THE RECORDS:
-*-*-
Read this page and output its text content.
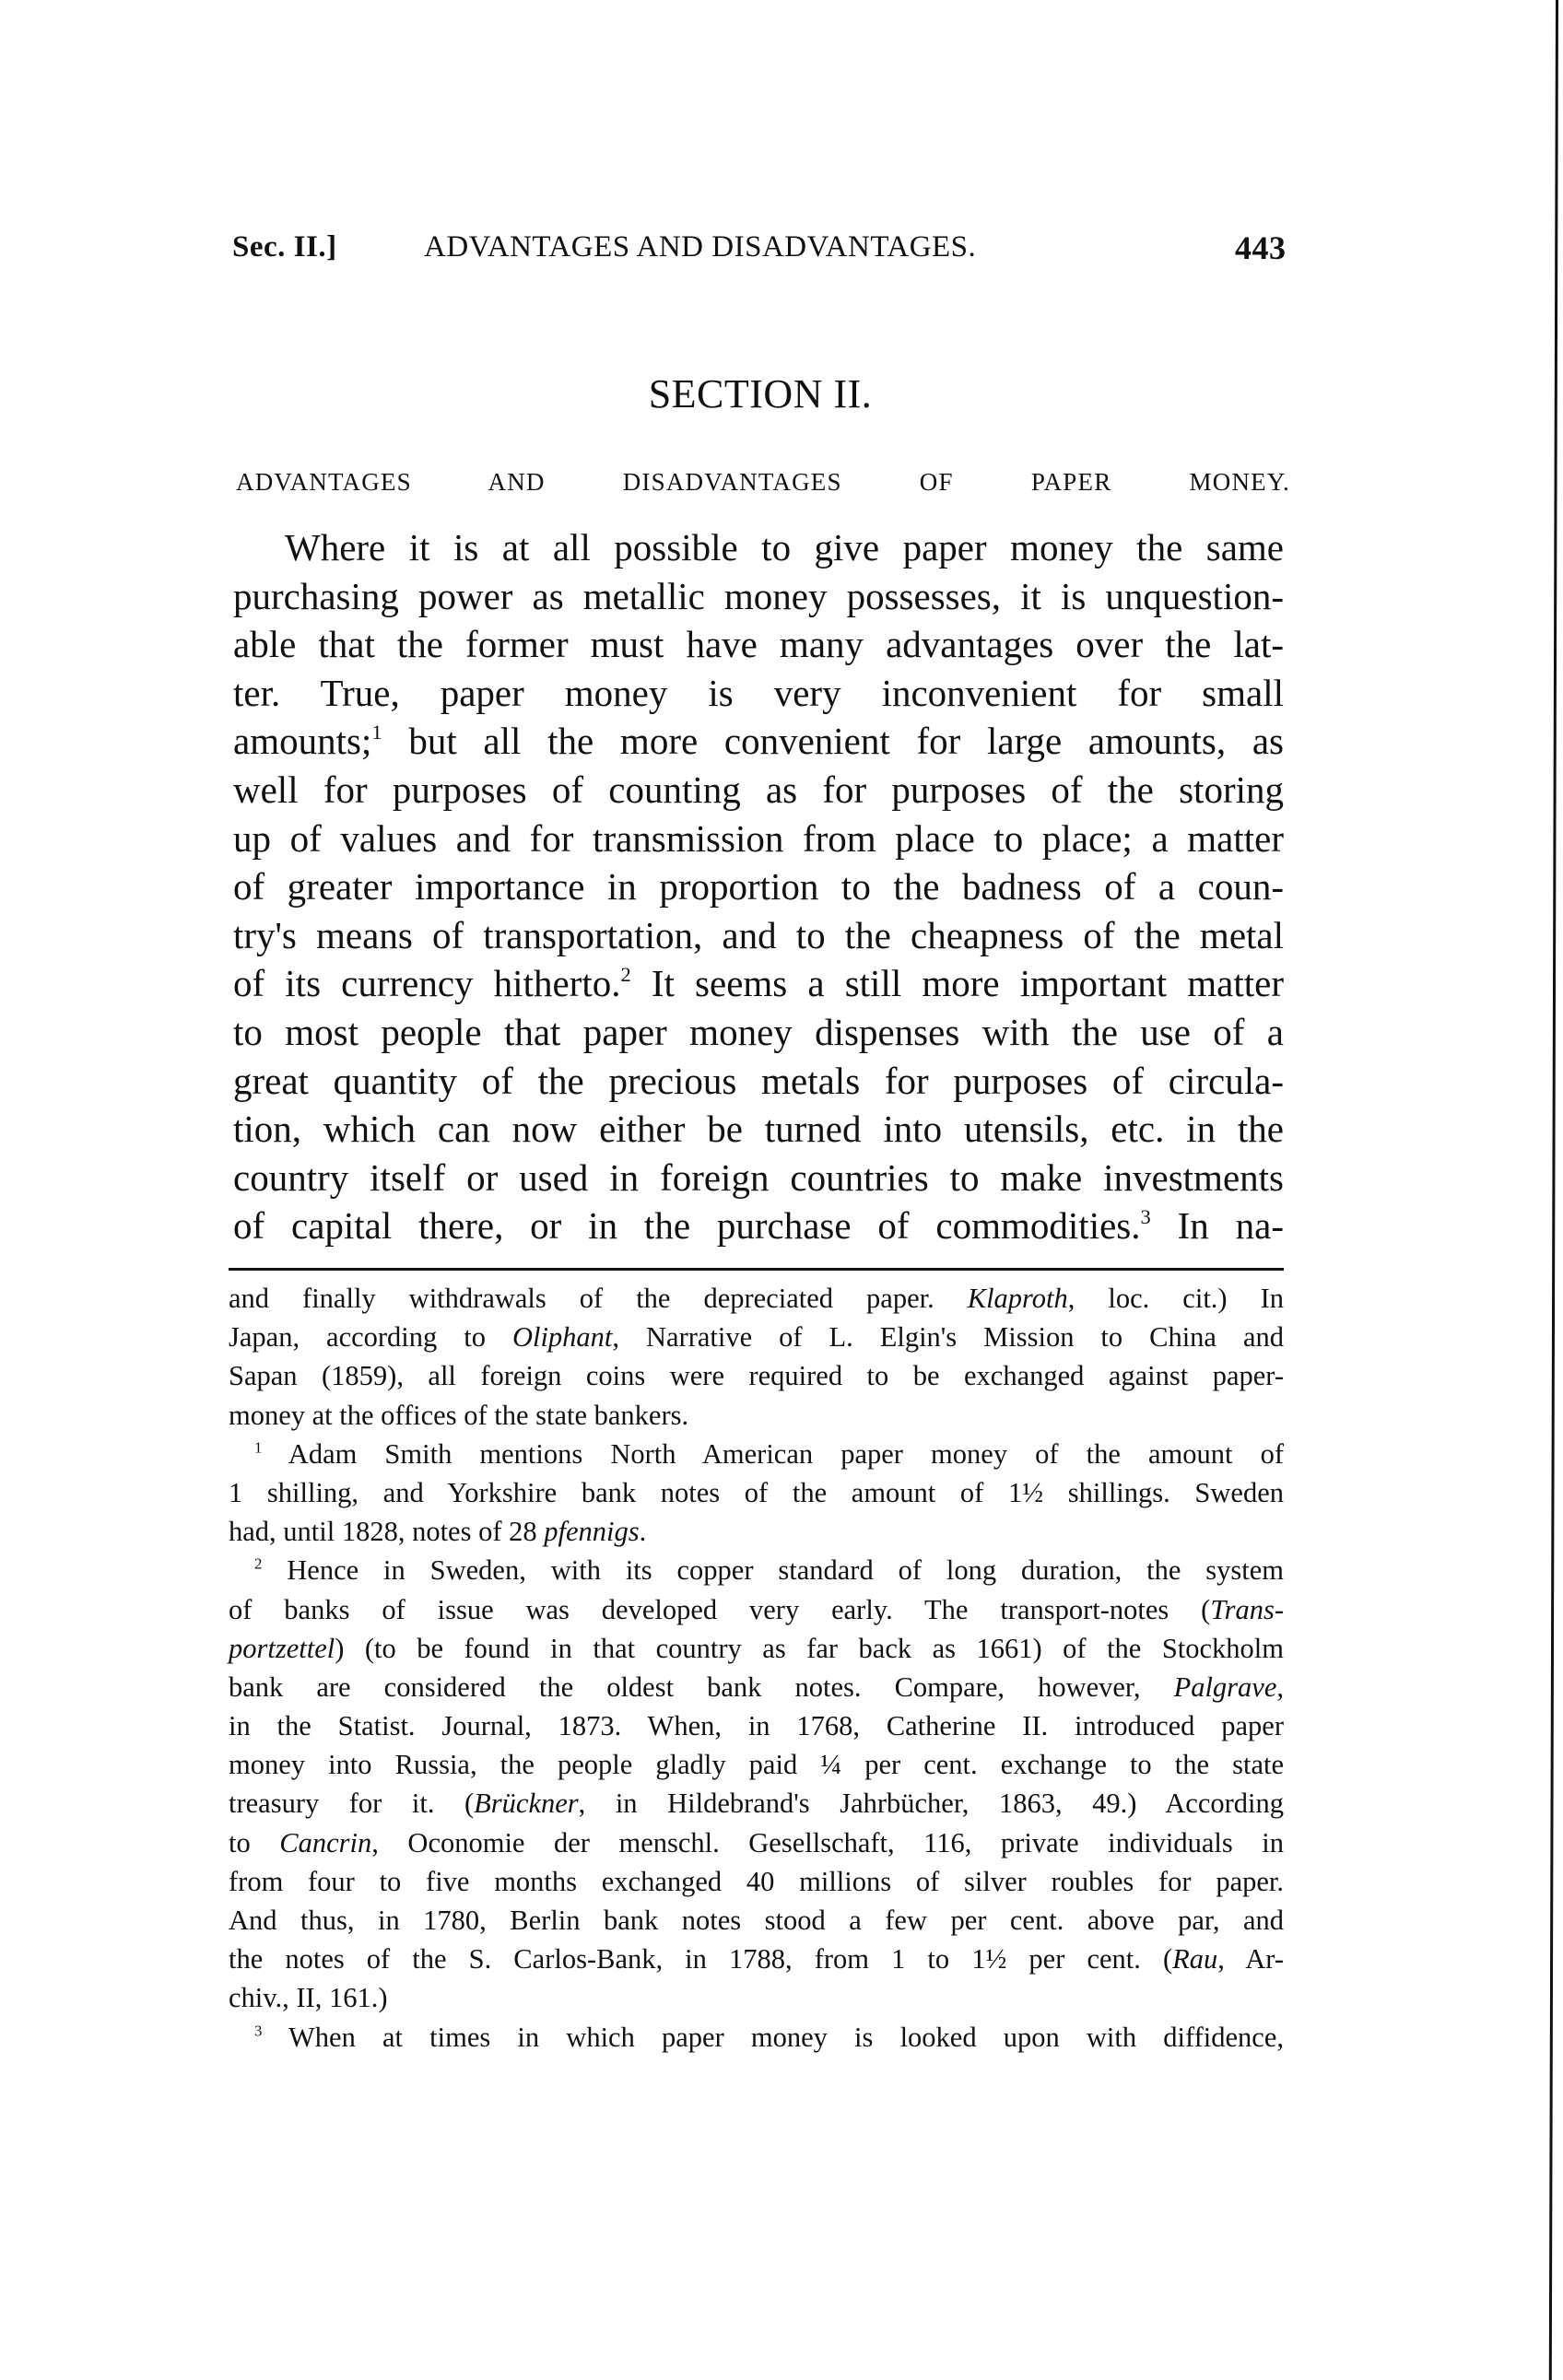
Sec. II.]	ADVANTAGES AND DISADVANTAGES.	443
SECTION II.
ADVANTAGES AND DISADVANTAGES OF PAPER MONEY.
Where it is at all possible to give paper money the same
purchasing power as metallic money possesses, it is unquestion-
able that the former must have many advantages over the lat-
ter. True, paper money is very inconvenient for small
amounts;$^1$ but all the more convenient for large amounts, as
well for purposes of counting as for purposes of the storing
up of values and for transmission from place to place; a matter
of greater importance in proportion to the badness of a coun-
try's means of transportation, and to the cheapness of the metal
of its currency hitherto.$^2$ It seems a still more important matter
to most people that paper money dispenses with the use of a
great quantity of the precious metals for purposes of circula-
tion, which can now either be turned into utensils, etc. in the
country itself or used in foreign countries to make investments
of capital there, or in the purchase of commodities.$^3$ In na-
and finally withdrawals of the depreciated paper. Klaproth, loc. cit.) In
Japan, according to Oliphant, Narrative of L. Elgin's Mission to China and
Sapan (1859), all foreign coins were required to be exchanged against paper-
money at the offices of the state bankers.
$^1$ Adam Smith mentions North American paper money of the amount of
1 shilling, and Yorkshire bank notes of the amount of 1½ shillings. Sweden
had, until 1828, notes of 28 pfennigs.
$^2$ Hence in Sweden, with its copper standard of long duration, the system
of banks of issue was developed very early. The transport-notes (Trans-
portzettel) (to be found in that country as far back as 1661) of the Stockholm
bank are considered the oldest bank notes. Compare, however, Palgrave,
in the Statist. Journal, 1873. When, in 1768, Catherine II. introduced paper
money into Russia, the people gladly paid ¼ per cent. exchange to the state
treasury for it. (Brückner, in Hildebrand's Jahrbücher, 1863, 49.) According
to Cancrin, Oconomie der menschl. Gesellschaft, 116, private individuals in
from four to five months exchanged 40 millions of silver roubles for paper.
And thus, in 1780, Berlin bank notes stood a few per cent. above par, and
the notes of the S. Carlos-Bank, in 1788, from 1 to 1½ per cent. (Rau, Ar-
chiv., II, 161.)
$^3$ When at times in which paper money is looked upon with diffidence,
-*-*-
YOUR GOAL: Go through the preceding material and copy each line that has the word "which".

SOLUTION FOR THIS TASK:
tion, which can now either be turned into utensils, etc. in the
$^3$ When at times in which paper money is looked upon with diffidence,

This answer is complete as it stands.